What you should do
Every entry here needs to be repeated exactly.

Provided material
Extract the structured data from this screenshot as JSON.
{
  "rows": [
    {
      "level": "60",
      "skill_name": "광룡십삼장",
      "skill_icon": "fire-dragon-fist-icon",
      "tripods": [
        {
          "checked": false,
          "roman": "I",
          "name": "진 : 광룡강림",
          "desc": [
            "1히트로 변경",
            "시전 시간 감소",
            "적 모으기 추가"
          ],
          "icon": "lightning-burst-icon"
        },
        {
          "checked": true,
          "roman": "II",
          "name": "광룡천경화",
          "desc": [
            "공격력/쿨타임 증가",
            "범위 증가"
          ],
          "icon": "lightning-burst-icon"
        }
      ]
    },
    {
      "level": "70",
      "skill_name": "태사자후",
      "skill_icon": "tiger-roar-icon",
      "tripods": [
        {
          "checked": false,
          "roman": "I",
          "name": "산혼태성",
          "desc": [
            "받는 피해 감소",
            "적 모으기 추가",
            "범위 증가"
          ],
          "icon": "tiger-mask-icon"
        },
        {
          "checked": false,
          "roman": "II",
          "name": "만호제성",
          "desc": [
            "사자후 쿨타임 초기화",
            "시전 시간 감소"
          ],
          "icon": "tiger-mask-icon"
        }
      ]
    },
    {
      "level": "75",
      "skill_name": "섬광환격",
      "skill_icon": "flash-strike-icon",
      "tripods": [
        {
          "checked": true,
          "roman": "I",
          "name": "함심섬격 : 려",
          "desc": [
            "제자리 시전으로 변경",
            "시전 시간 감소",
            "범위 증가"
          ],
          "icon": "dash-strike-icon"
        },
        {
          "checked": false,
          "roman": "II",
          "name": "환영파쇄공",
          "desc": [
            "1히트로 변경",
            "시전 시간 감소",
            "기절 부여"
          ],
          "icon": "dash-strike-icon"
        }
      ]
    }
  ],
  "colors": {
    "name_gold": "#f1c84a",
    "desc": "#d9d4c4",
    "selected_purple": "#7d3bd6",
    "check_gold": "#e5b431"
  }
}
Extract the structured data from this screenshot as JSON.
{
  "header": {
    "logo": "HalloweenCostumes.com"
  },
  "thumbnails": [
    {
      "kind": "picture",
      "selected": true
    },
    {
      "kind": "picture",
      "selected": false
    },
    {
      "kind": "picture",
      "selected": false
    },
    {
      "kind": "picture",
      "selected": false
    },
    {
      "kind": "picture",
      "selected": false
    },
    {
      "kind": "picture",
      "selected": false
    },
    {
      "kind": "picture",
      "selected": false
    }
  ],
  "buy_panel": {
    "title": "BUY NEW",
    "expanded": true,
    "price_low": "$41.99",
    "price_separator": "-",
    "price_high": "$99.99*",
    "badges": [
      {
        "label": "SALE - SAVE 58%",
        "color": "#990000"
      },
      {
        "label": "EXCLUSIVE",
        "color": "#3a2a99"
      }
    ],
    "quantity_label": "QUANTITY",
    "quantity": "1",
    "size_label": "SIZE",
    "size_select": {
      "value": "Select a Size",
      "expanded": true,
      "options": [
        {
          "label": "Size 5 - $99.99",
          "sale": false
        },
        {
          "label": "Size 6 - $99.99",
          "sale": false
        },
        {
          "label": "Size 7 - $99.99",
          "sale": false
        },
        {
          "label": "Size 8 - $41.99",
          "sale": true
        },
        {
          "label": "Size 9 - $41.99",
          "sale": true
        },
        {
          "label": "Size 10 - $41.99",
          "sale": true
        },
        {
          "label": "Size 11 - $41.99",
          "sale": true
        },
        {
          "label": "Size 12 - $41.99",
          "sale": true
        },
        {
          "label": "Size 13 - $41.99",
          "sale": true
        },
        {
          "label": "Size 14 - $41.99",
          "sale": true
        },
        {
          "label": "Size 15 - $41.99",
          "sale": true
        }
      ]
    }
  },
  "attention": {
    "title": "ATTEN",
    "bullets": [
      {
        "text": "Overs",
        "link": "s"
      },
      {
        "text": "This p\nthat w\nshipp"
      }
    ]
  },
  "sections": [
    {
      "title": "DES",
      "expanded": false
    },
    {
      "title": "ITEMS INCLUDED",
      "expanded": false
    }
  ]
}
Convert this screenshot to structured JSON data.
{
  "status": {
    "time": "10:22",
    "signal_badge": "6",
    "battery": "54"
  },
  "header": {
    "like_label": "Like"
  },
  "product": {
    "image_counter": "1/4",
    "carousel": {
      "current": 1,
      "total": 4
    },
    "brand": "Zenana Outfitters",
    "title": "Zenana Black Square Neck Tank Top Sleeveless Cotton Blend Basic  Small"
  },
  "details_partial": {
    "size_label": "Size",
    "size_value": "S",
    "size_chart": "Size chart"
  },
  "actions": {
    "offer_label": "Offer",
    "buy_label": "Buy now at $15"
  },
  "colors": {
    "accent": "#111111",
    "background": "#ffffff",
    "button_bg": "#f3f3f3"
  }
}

Result of this task
Extract the structured data from this screenshot as JSON.
{
  "rows": [
    {
      "level": "60",
      "skill_name": "광룡십삼장",
      "skill_icon": "fire-dragon-fist-icon",
      "tripods": [
        {
          "checked": false,
          "roman": "I",
          "name": "진 : 광룡강림",
          "desc": [
            "1히트로 변경",
            "시전 시간 감소",
            "적 모으기 추가"
          ],
          "icon": "lightning-burst-icon"
        },
        {
          "checked": true,
          "roman": "II",
          "name": "광룡천경화",
          "desc": [
            "공격력/쿨타임 증가",
            "범위 증가"
          ],
          "icon": "lightning-burst-icon"
        }
      ]
    },
    {
      "level": "70",
      "skill_name": "태사자후",
      "skill_icon": "tiger-roar-icon",
      "tripods": [
        {
          "checked": false,
          "roman": "I",
          "name": "산혼태성",
          "desc": [
            "받는 피해 감소",
            "적 모으기 추가",
            "범위 증가"
          ],
          "icon": "tiger-mask-icon"
        },
        {
          "checked": false,
          "roman": "II",
          "name": "만호제성",
          "desc": [
            "사자후 쿨타임 초기화",
            "시전 시간 감소"
          ],
          "icon": "tiger-mask-icon"
        }
      ]
    },
    {
      "level": "75",
      "skill_name": "섬광환격",
      "skill_icon": "flash-strike-icon",
      "tripods": [
        {
          "checked": true,
          "roman": "I",
          "name": "함심섬격 : 려",
          "desc": [
            "제자리 시전으로 변경",
            "시전 시간 감소",
            "범위 증가"
          ],
          "icon": "dash-strike-icon"
        },
        {
          "checked": false,
          "roman": "II",
          "name": "환영파쇄공",
          "desc": [
            "1히트로 변경",
            "시전 시간 감소",
            "기절 부여"
          ],
          "icon": "dash-strike-icon"
        }
      ]
    }
  ],
  "colors": {
    "name_gold": "#f1c84a",
    "desc": "#d9d4c4",
    "selected_purple": "#7d3bd6",
    "check_gold": "#e5b431"
  }
}
Extract the structured data from this screenshot as JSON.
{
  "header": {
    "logo": "HalloweenCostumes.com"
  },
  "thumbnails": [
    {
      "kind": "picture",
      "selected": true
    },
    {
      "kind": "picture",
      "selected": false
    },
    {
      "kind": "picture",
      "selected": false
    },
    {
      "kind": "picture",
      "selected": false
    },
    {
      "kind": "picture",
      "selected": false
    },
    {
      "kind": "picture",
      "selected": false
    },
    {
      "kind": "picture",
      "selected": false
    }
  ],
  "buy_panel": {
    "title": "BUY NEW",
    "expanded": true,
    "price_low": "$41.99",
    "price_separator": "-",
    "price_high": "$99.99*",
    "badges": [
      {
        "label": "SALE - SAVE 58%",
        "color": "#990000"
      },
      {
        "label": "EXCLUSIVE",
        "color": "#3a2a99"
      }
    ],
    "quantity_label": "QUANTITY",
    "quantity": "1",
    "size_label": "SIZE",
    "size_select": {
      "value": "Select a Size",
      "expanded": true,
      "options": [
        {
          "label": "Size 5 - $99.99",
          "sale": false
        },
        {
          "label": "Size 6 - $99.99",
          "sale": false
        },
        {
          "label": "Size 7 - $99.99",
          "sale": false
        },
        {
          "label": "Size 8 - $41.99",
          "sale": true
        },
        {
          "label": "Size 9 - $41.99",
          "sale": true
        },
        {
          "label": "Size 10 - $41.99",
          "sale": true
        },
        {
          "label": "Size 11 - $41.99",
          "sale": true
        },
        {
          "label": "Size 12 - $41.99",
          "sale": true
        },
        {
          "label": "Size 13 - $41.99",
          "sale": true
        },
        {
          "label": "Size 14 - $41.99",
          "sale": true
        },
        {
          "label": "Size 15 - $41.99",
          "sale": true
        }
      ]
    }
  },
  "attention": {
    "title": "ATTEN",
    "bullets": [
      {
        "text": "Overs",
        "link": "s"
      },
      {
        "text": "This p\nthat w\nshipp"
      }
    ]
  },
  "sections": [
    {
      "title": "DES",
      "expanded": false
    },
    {
      "title": "ITEMS INCLUDED",
      "expanded": false
    }
  ]
}
Convert this screenshot to structured JSON data.
{
  "status": {
    "time": "10:22",
    "signal_badge": "6",
    "battery": "54"
  },
  "header": {
    "like_label": "Like"
  },
  "product": {
    "image_counter": "1/4",
    "carousel": {
      "current": 1,
      "total": 4
    },
    "brand": "Zenana Outfitters",
    "title": "Zenana Black Square Neck Tank Top Sleeveless Cotton Blend Basic  Small"
  },
  "details_partial": {
    "size_label": "Size",
    "size_value": "S",
    "size_chart": "Size chart"
  },
  "actions": {
    "offer_label": "Offer",
    "buy_label": "Buy now at $15"
  },
  "colors": {
    "accent": "#111111",
    "background": "#ffffff",
    "button_bg": "#f3f3f3"
  }
}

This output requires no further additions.